━━━━━ Extracted material ━━━━━

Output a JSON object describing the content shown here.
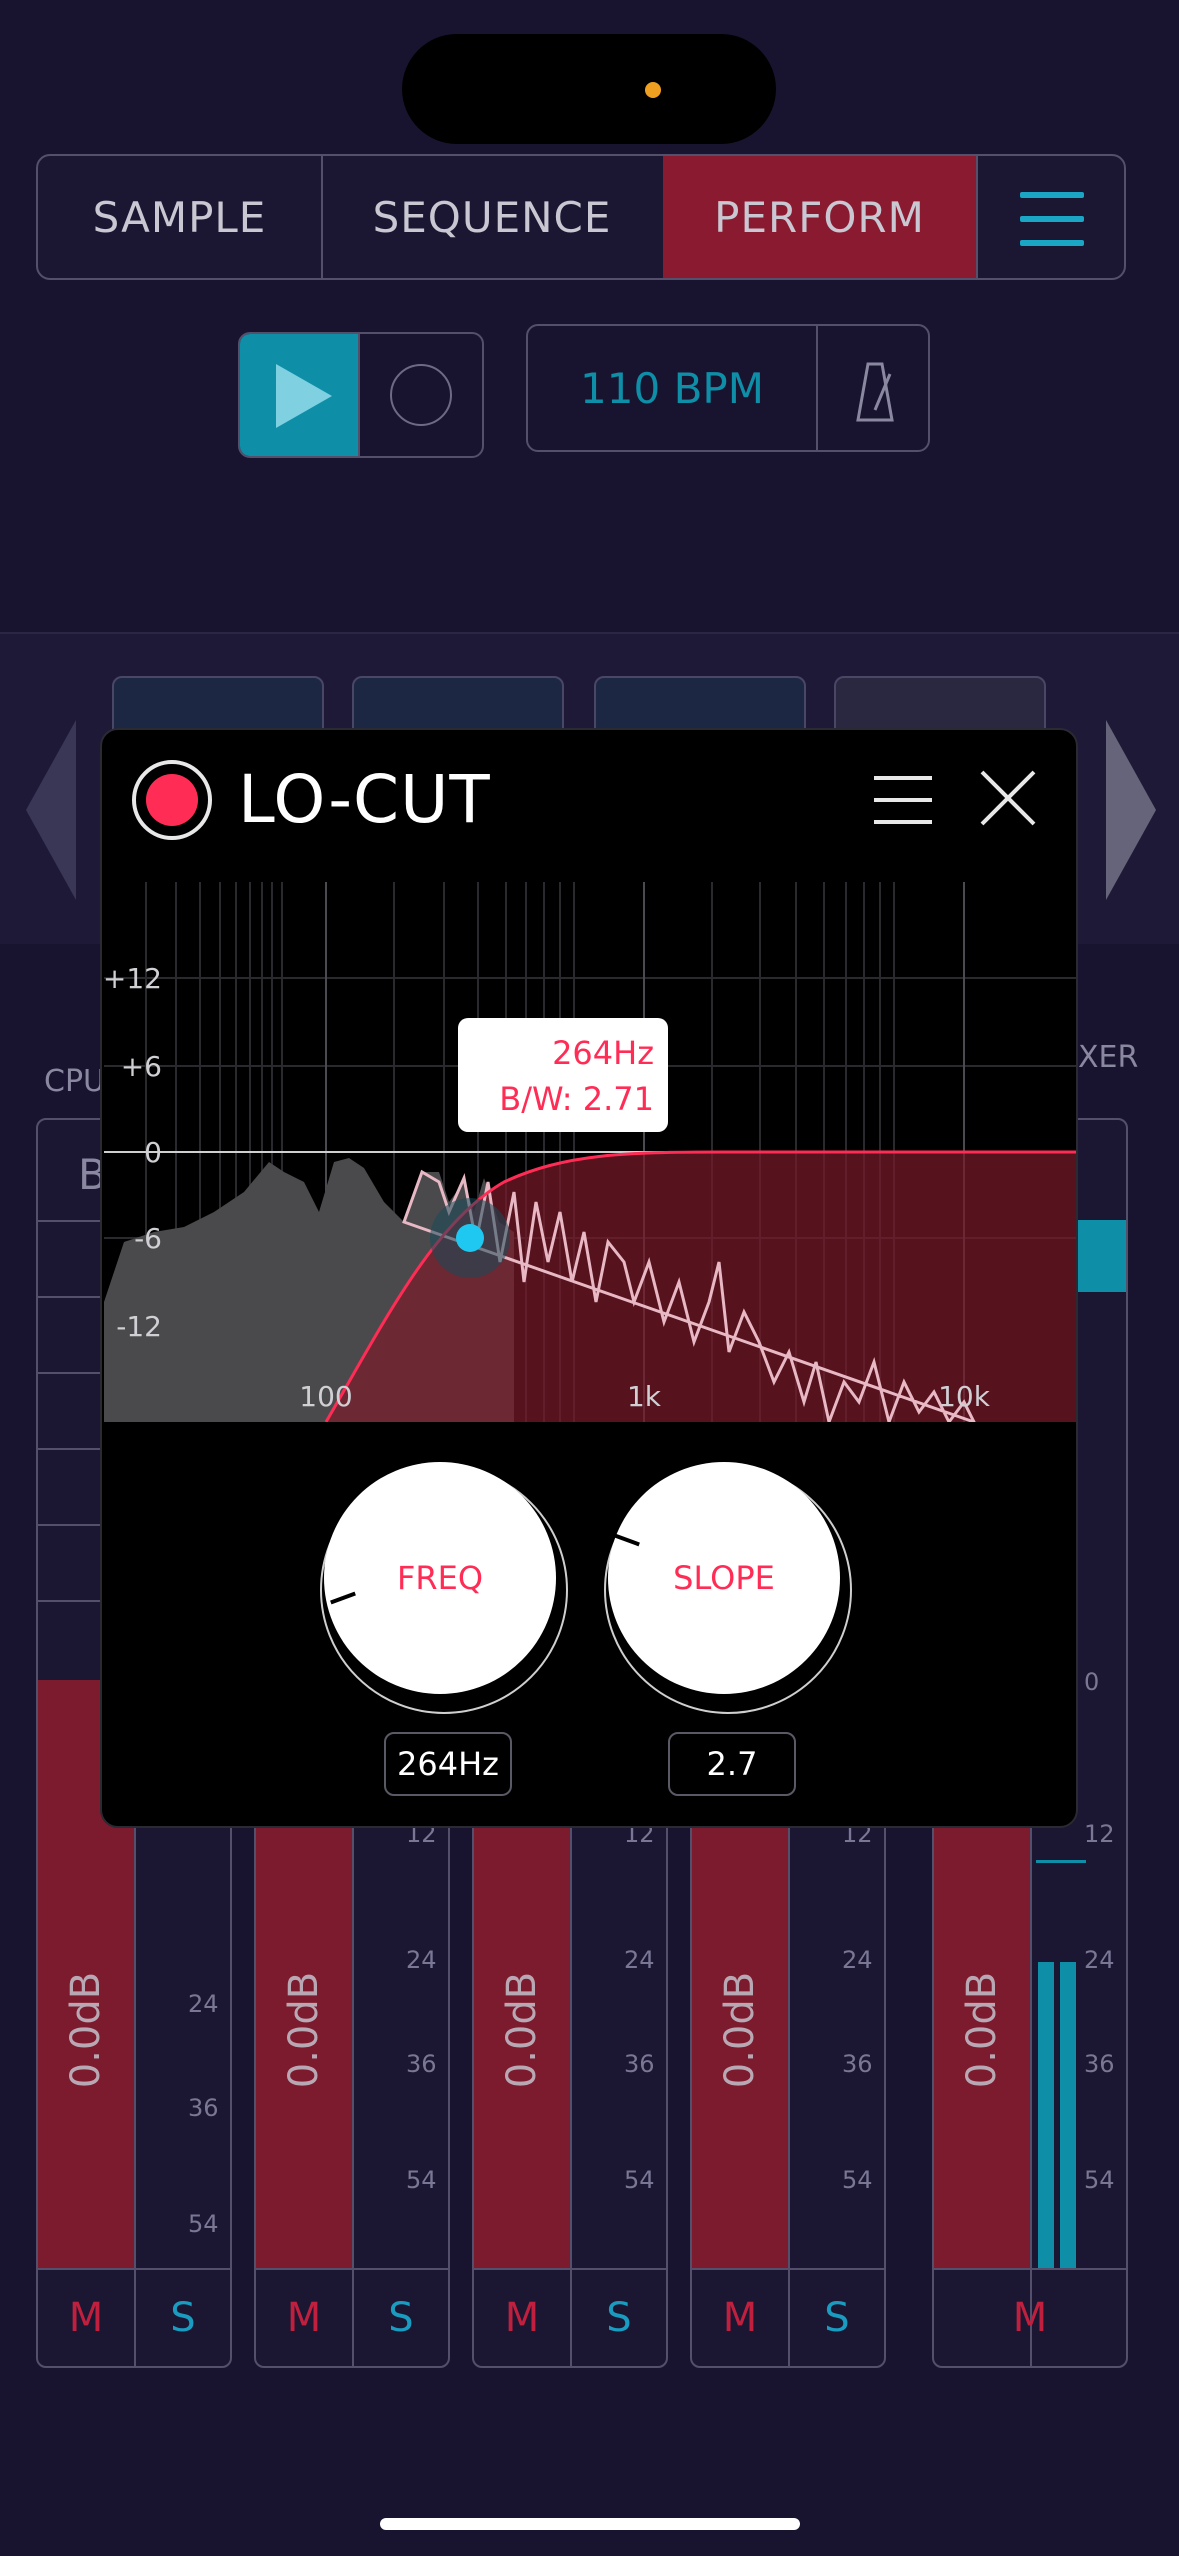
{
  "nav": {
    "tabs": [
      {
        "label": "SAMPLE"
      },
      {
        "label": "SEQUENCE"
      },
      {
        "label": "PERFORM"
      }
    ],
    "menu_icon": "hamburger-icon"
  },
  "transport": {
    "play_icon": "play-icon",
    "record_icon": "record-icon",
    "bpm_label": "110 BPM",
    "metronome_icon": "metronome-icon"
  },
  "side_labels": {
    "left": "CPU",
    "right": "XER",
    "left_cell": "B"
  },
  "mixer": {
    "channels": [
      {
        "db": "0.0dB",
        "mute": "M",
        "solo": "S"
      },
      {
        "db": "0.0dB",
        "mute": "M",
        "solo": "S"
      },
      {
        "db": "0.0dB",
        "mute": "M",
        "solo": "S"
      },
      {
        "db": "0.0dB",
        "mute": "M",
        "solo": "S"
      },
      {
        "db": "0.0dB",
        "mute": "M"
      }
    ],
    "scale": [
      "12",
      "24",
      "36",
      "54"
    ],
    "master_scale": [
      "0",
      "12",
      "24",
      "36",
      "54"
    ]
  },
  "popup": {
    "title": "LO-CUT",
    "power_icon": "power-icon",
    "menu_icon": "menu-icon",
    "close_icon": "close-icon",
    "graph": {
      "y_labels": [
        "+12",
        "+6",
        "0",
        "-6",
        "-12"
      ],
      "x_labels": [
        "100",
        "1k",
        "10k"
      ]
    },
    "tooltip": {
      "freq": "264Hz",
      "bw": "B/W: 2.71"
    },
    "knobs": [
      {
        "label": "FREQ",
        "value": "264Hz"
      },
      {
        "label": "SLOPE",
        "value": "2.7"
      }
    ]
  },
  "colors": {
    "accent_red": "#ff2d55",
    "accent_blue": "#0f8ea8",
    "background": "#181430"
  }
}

━━━━━

**Task prompt**
Extract the full listing above verbatim; pictures are to be left out of the copy.

**Correct result**
Output a JSON object describing the content shown here.
{
  "nav": {
    "tabs": [
      {
        "label": "SAMPLE"
      },
      {
        "label": "SEQUENCE"
      },
      {
        "label": "PERFORM"
      }
    ],
    "menu_icon": "hamburger-icon"
  },
  "transport": {
    "play_icon": "play-icon",
    "record_icon": "record-icon",
    "bpm_label": "110 BPM",
    "metronome_icon": "metronome-icon"
  },
  "side_labels": {
    "left": "CPU",
    "right": "XER",
    "left_cell": "B"
  },
  "mixer": {
    "channels": [
      {
        "db": "0.0dB",
        "mute": "M",
        "solo": "S"
      },
      {
        "db": "0.0dB",
        "mute": "M",
        "solo": "S"
      },
      {
        "db": "0.0dB",
        "mute": "M",
        "solo": "S"
      },
      {
        "db": "0.0dB",
        "mute": "M",
        "solo": "S"
      },
      {
        "db": "0.0dB",
        "mute": "M"
      }
    ],
    "scale": [
      "12",
      "24",
      "36",
      "54"
    ],
    "master_scale": [
      "0",
      "12",
      "24",
      "36",
      "54"
    ]
  },
  "popup": {
    "title": "LO-CUT",
    "power_icon": "power-icon",
    "menu_icon": "menu-icon",
    "close_icon": "close-icon",
    "graph": {
      "y_labels": [
        "+12",
        "+6",
        "0",
        "-6",
        "-12"
      ],
      "x_labels": [
        "100",
        "1k",
        "10k"
      ]
    },
    "tooltip": {
      "freq": "264Hz",
      "bw": "B/W: 2.71"
    },
    "knobs": [
      {
        "label": "FREQ",
        "value": "264Hz"
      },
      {
        "label": "SLOPE",
        "value": "2.7"
      }
    ]
  },
  "colors": {
    "accent_red": "#ff2d55",
    "accent_blue": "#0f8ea8",
    "background": "#181430"
  }
}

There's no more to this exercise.